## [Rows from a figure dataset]
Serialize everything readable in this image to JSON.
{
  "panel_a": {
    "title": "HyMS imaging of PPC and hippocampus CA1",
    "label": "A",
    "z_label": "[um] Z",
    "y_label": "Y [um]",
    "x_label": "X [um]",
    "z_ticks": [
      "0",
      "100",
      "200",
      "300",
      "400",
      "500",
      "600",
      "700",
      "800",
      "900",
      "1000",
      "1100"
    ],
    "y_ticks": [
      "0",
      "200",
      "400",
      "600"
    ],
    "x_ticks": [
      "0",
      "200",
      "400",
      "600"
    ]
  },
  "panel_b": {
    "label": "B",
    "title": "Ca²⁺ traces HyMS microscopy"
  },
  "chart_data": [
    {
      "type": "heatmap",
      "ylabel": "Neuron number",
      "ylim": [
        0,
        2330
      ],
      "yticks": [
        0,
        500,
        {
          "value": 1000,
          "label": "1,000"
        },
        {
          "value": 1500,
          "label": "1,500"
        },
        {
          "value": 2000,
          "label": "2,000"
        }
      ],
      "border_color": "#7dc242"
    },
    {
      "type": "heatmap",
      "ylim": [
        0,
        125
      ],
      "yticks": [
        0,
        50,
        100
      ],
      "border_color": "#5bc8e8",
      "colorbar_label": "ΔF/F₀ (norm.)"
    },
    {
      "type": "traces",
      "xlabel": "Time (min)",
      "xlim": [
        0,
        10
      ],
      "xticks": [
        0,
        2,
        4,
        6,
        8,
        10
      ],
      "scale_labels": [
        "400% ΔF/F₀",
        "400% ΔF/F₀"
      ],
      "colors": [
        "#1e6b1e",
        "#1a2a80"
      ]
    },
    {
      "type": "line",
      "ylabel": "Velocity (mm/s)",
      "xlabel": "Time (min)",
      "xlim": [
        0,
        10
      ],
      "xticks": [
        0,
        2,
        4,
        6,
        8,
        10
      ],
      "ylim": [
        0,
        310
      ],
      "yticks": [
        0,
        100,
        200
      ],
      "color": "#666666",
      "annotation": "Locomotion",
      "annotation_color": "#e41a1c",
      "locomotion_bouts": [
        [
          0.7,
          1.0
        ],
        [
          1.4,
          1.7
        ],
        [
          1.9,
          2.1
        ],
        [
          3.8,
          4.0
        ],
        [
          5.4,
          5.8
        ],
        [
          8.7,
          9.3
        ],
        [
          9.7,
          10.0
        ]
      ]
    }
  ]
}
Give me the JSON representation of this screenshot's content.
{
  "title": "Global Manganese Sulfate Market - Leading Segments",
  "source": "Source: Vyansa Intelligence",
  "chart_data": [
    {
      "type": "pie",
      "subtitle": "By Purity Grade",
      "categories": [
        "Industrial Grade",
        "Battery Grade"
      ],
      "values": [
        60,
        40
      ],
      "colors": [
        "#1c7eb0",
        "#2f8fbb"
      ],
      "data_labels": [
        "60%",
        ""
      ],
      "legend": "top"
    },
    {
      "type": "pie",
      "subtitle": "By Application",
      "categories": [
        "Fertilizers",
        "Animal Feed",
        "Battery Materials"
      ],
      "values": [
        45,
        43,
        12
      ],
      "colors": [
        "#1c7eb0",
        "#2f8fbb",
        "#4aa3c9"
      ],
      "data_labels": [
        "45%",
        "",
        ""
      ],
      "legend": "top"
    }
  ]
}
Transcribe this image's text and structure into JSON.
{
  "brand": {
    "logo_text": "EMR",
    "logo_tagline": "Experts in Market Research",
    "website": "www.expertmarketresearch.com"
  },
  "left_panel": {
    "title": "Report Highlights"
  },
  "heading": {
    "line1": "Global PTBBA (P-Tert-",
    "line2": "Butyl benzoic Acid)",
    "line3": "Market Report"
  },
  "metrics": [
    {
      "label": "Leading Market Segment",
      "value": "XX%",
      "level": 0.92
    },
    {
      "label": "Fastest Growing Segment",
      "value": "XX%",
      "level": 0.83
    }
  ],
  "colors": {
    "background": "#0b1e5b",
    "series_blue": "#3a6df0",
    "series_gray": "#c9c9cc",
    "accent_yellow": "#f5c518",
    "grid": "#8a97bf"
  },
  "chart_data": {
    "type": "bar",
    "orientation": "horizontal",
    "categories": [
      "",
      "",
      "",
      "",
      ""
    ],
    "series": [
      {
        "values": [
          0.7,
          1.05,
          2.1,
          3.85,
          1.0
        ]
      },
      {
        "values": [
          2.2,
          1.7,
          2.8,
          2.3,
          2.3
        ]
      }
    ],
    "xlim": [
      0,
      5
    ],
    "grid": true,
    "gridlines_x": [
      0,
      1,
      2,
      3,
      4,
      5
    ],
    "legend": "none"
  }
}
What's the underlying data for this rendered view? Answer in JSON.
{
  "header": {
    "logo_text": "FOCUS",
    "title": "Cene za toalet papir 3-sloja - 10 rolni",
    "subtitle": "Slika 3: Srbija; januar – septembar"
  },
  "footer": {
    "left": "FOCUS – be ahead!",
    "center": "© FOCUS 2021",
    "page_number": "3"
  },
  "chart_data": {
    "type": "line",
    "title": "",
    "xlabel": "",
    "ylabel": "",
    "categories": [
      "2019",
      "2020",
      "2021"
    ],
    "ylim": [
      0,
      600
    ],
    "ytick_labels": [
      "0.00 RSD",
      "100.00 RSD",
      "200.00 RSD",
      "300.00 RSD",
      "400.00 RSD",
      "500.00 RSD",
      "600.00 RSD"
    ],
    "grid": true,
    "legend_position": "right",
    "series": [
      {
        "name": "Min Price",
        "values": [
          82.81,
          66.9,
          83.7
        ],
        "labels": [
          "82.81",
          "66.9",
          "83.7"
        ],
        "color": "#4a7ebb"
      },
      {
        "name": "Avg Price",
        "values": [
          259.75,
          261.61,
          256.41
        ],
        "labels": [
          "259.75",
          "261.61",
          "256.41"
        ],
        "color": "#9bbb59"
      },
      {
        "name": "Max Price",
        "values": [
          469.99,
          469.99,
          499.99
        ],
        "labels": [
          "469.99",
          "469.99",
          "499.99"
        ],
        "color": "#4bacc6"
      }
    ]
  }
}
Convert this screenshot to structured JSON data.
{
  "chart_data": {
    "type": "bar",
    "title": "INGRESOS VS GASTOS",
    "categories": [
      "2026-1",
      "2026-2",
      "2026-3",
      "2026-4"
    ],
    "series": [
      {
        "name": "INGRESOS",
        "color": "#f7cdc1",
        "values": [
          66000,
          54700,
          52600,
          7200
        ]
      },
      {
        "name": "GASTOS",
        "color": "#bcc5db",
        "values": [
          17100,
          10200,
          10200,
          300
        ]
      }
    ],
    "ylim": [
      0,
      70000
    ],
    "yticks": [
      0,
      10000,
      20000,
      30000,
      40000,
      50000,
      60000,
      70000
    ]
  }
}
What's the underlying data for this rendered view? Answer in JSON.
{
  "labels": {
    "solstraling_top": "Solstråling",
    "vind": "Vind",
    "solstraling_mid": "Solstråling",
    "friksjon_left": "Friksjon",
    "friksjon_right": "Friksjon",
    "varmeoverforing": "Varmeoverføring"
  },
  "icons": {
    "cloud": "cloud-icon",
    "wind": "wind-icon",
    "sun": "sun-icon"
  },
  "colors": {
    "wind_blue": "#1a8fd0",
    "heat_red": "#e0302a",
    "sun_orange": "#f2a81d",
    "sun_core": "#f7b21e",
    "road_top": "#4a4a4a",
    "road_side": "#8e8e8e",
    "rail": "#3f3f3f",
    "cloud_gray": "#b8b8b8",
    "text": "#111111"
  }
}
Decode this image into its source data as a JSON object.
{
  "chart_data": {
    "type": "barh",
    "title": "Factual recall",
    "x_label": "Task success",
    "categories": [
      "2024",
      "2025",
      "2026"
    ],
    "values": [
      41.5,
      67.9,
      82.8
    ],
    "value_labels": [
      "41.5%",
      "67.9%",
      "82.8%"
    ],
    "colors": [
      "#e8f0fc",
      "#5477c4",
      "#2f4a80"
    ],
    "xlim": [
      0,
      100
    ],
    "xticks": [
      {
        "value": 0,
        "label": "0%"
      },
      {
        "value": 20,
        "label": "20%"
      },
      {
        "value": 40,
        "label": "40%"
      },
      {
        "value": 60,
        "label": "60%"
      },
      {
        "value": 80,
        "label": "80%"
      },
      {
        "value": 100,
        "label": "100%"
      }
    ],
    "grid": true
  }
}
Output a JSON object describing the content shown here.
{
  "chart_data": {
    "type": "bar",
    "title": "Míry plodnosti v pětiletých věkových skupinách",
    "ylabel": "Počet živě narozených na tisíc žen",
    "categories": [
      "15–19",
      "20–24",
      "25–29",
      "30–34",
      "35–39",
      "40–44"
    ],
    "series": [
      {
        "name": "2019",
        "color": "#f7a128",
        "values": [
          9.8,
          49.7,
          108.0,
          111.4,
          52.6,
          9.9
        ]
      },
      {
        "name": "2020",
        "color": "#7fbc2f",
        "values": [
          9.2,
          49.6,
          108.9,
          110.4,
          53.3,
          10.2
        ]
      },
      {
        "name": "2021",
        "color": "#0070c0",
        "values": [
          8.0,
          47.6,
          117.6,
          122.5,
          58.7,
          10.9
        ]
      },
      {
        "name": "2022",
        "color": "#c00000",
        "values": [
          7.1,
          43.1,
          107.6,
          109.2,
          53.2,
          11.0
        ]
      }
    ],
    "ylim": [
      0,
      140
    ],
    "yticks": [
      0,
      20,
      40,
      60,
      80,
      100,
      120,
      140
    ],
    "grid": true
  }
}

## [DIRECTION]
Scan the listing above and copy all lines containing the word "ylabel".

## [OUTPUT BELOW]
      "ylabel": "Neuron number",
      "ylabel": "Velocity (mm/s)",
    "ylabel": "",
    "ylabel": "Počet živě narozených na tisíc žen",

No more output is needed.